GOAL: Reproduce all the entries precisely.

* BEGIN DATASET CONTENT *

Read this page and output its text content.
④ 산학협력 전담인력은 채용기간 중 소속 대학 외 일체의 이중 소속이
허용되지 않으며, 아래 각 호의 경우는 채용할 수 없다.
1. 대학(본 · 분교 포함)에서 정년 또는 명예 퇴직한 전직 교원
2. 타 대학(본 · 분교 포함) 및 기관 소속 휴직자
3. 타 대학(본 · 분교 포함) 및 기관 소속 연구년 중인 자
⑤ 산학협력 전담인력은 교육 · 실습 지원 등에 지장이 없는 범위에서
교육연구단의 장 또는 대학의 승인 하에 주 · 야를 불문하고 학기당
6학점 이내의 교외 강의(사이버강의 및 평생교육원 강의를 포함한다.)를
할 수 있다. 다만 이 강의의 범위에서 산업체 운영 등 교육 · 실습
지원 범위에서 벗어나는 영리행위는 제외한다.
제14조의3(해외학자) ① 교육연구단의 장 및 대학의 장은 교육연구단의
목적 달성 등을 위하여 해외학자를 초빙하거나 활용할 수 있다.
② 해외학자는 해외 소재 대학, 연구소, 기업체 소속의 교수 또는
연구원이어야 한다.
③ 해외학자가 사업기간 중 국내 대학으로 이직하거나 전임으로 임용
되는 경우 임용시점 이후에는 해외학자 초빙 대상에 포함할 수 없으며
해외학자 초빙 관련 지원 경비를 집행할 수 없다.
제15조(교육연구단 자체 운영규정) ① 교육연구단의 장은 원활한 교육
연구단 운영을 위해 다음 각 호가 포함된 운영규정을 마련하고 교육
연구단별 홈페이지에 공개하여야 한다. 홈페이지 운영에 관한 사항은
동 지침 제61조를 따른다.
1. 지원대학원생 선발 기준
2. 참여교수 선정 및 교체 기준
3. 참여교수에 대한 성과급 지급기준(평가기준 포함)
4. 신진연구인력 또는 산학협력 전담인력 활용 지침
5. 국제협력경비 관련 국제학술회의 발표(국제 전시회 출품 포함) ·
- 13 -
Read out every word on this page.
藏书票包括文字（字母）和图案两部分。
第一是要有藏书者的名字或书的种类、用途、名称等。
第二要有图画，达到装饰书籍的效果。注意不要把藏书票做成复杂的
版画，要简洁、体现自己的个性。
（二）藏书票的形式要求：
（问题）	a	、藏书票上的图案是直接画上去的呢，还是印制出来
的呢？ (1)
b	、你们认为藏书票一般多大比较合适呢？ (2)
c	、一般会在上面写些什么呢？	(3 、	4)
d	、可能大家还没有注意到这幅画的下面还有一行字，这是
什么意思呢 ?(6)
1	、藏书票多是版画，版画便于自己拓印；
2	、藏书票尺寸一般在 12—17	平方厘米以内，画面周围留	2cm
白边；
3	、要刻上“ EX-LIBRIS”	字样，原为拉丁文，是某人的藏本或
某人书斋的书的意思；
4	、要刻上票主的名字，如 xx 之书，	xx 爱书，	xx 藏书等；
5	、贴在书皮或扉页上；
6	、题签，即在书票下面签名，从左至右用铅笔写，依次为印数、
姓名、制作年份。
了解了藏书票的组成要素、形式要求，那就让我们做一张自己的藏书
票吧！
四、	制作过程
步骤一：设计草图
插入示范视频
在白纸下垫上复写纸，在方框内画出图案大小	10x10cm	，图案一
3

* END DATASET CONTENT *

OUTPUT OF THE TASK:
Read this page and output its text content.
④ 산학협력 전담인력은 채용기간 중 소속 대학 외 일체의 이중 소속이
허용되지 않으며, 아래 각 호의 경우는 채용할 수 없다.
1. 대학(본 · 분교 포함)에서 정년 또는 명예 퇴직한 전직 교원
2. 타 대학(본 · 분교 포함) 및 기관 소속 휴직자
3. 타 대학(본 · 분교 포함) 및 기관 소속 연구년 중인 자
⑤ 산학협력 전담인력은 교육 · 실습 지원 등에 지장이 없는 범위에서
교육연구단의 장 또는 대학의 승인 하에 주 · 야를 불문하고 학기당
6학점 이내의 교외 강의(사이버강의 및 평생교육원 강의를 포함한다.)를
할 수 있다. 다만 이 강의의 범위에서 산업체 운영 등 교육 · 실습
지원 범위에서 벗어나는 영리행위는 제외한다.
제14조의3(해외학자) ① 교육연구단의 장 및 대학의 장은 교육연구단의
목적 달성 등을 위하여 해외학자를 초빙하거나 활용할 수 있다.
② 해외학자는 해외 소재 대학, 연구소, 기업체 소속의 교수 또는
연구원이어야 한다.
③ 해외학자가 사업기간 중 국내 대학으로 이직하거나 전임으로 임용
되는 경우 임용시점 이후에는 해외학자 초빙 대상에 포함할 수 없으며
해외학자 초빙 관련 지원 경비를 집행할 수 없다.
제15조(교육연구단 자체 운영규정) ① 교육연구단의 장은 원활한 교육
연구단 운영을 위해 다음 각 호가 포함된 운영규정을 마련하고 교육
연구단별 홈페이지에 공개하여야 한다. 홈페이지 운영에 관한 사항은
동 지침 제61조를 따른다.
1. 지원대학원생 선발 기준
2. 참여교수 선정 및 교체 기준
3. 참여교수에 대한 성과급 지급기준(평가기준 포함)
4. 신진연구인력 또는 산학협력 전담인력 활용 지침
5. 국제협력경비 관련 국제학술회의 발표(국제 전시회 출품 포함) ·
- 13 -
Read out every word on this page.
藏书票包括文字（字母）和图案两部分。
第一是要有藏书者的名字或书的种类、用途、名称等。
第二要有图画，达到装饰书籍的效果。注意不要把藏书票做成复杂的
版画，要简洁、体现自己的个性。
（二）藏书票的形式要求：
（问题）	a	、藏书票上的图案是直接画上去的呢，还是印制出来
的呢？ (1)
b	、你们认为藏书票一般多大比较合适呢？ (2)
c	、一般会在上面写些什么呢？	(3 、	4)
d	、可能大家还没有注意到这幅画的下面还有一行字，这是
什么意思呢 ?(6)
1	、藏书票多是版画，版画便于自己拓印；
2	、藏书票尺寸一般在 12—17	平方厘米以内，画面周围留	2cm
白边；
3	、要刻上“ EX-LIBRIS”	字样，原为拉丁文，是某人的藏本或
某人书斋的书的意思；
4	、要刻上票主的名字，如 xx 之书，	xx 爱书，	xx 藏书等；
5	、贴在书皮或扉页上；
6	、题签，即在书票下面签名，从左至右用铅笔写，依次为印数、
姓名、制作年份。
了解了藏书票的组成要素、形式要求，那就让我们做一张自己的藏书
票吧！
四、	制作过程
步骤一：设计草图
插入示范视频
在白纸下垫上复写纸，在方框内画出图案大小	10x10cm	，图案一
3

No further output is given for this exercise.